## Dataset records:
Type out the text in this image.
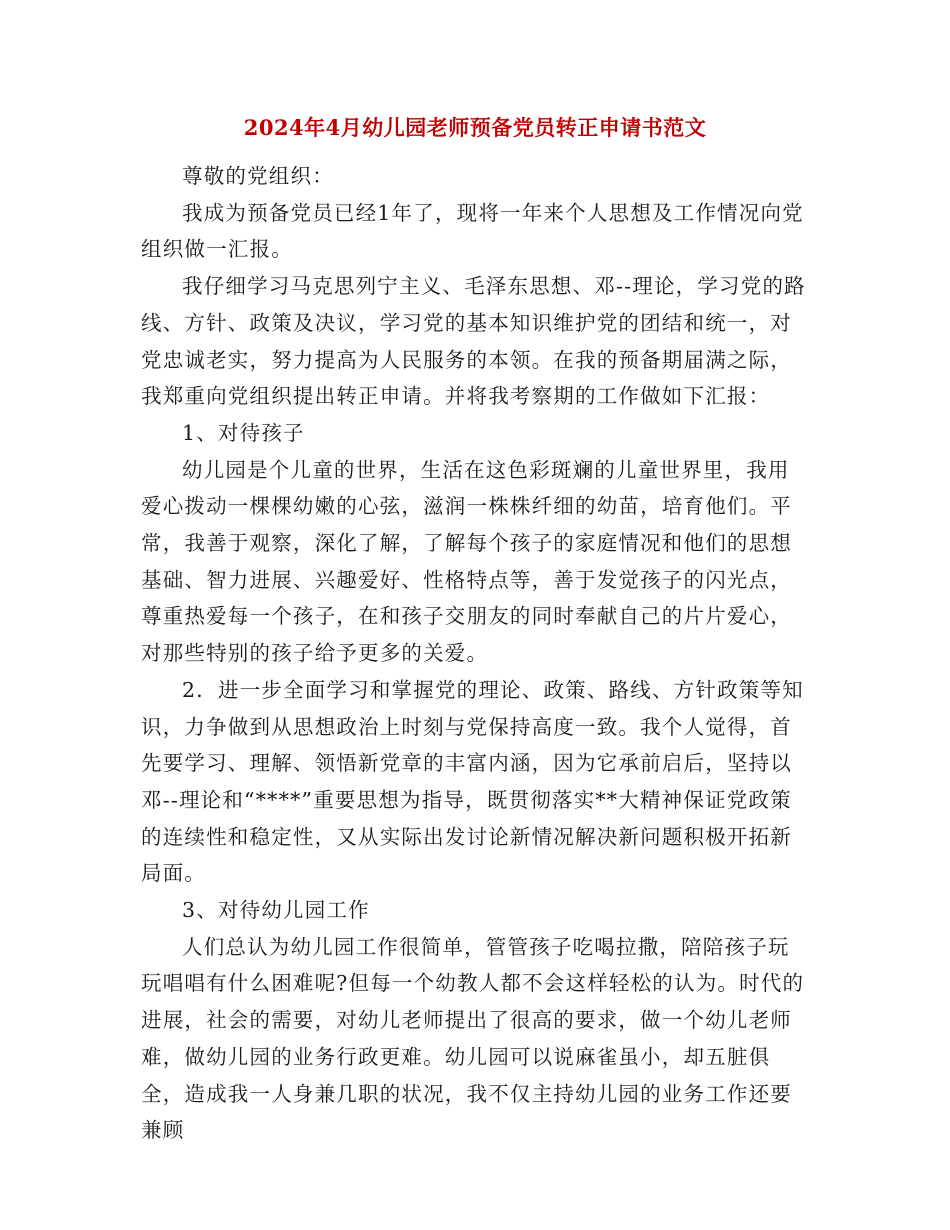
2024年4月幼儿园老师预备党员转正申请书范文

尊敬的党组织：

我成为预备党员已经1年了，现将一年来个人思想及工作情况向党组织做一汇报。

我仔细学习马克思列宁主义、毛泽东思想、邓--理论，学习党的路线、方针、政策及决议，学习党的基本知识维护党的团结和统一，对党忠诚老实，努力提高为人民服务的本领。在我的预备期届满之际，我郑重向党组织提出转正申请。并将我考察期的工作做如下汇报：

1、对待孩子

幼儿园是个儿童的世界，生活在这色彩斑斓的儿童世界里，我用爱心拨动一棵棵幼嫩的心弦，滋润一株株纤细的幼苗，培育他们。平常，我善于观察，深化了解，了解每个孩子的家庭情况和他们的思想基础、智力进展、兴趣爱好、性格特点等，善于发觉孩子的闪光点，尊重热爱每一个孩子，在和孩子交朋友的同时奉献自己的片片爱心，对那些特别的孩子给予更多的关爱。

2．进一步全面学习和掌握党的理论、政策、路线、方针政策等知识，力争做到从思想政治上时刻与党保持高度一致。我个人觉得，首先要学习、理解、领悟新党章的丰富内涵，因为它承前启后，坚持以邓--理论和“****”重要思想为指导，既贯彻落实**大精神保证党政策的连续性和稳定性，又从实际出发讨论新情况解决新问题积极开拓新局面。

3、对待幼儿园工作

人们总认为幼儿园工作很简单，管管孩子吃喝拉撒，陪陪孩子玩玩唱唱有什么困难呢?但每一个幼教人都不会这样轻松的认为。时代的进展，社会的需要，对幼儿老师提出了很高的要求，做一个幼儿老师难，做幼儿园的业务行政更难。幼儿园可以说麻雀虽小，却五脏俱全，造成我一人身兼几职的状况，我不仅主持幼儿园的业务工作还要兼顾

## Prompt:
Pictures stay out of the copy; please restate every record above exactly.

## Result of the task:
Type out the text in this image.
2024年4月幼儿园老师预备党员转正申请书范文

尊敬的党组织：

我成为预备党员已经1年了，现将一年来个人思想及工作情况向党组织做一汇报。

我仔细学习马克思列宁主义、毛泽东思想、邓--理论，学习党的路线、方针、政策及决议，学习党的基本知识维护党的团结和统一，对党忠诚老实，努力提高为人民服务的本领。在我的预备期届满之际，我郑重向党组织提出转正申请。并将我考察期的工作做如下汇报：

1、对待孩子

幼儿园是个儿童的世界，生活在这色彩斑斓的儿童世界里，我用爱心拨动一棵棵幼嫩的心弦，滋润一株株纤细的幼苗，培育他们。平常，我善于观察，深化了解，了解每个孩子的家庭情况和他们的思想基础、智力进展、兴趣爱好、性格特点等，善于发觉孩子的闪光点，尊重热爱每一个孩子，在和孩子交朋友的同时奉献自己的片片爱心，对那些特别的孩子给予更多的关爱。

2．进一步全面学习和掌握党的理论、政策、路线、方针政策等知识，力争做到从思想政治上时刻与党保持高度一致。我个人觉得，首先要学习、理解、领悟新党章的丰富内涵，因为它承前启后，坚持以邓--理论和“****”重要思想为指导，既贯彻落实**大精神保证党政策的连续性和稳定性，又从实际出发讨论新情况解决新问题积极开拓新局面。

3、对待幼儿园工作

人们总认为幼儿园工作很简单，管管孩子吃喝拉撒，陪陪孩子玩玩唱唱有什么困难呢?但每一个幼教人都不会这样轻松的认为。时代的进展，社会的需要，对幼儿老师提出了很高的要求，做一个幼儿老师难，做幼儿园的业务行政更难。幼儿园可以说麻雀虽小，却五脏俱全，造成我一人身兼几职的状况，我不仅主持幼儿园的业务工作还要兼顾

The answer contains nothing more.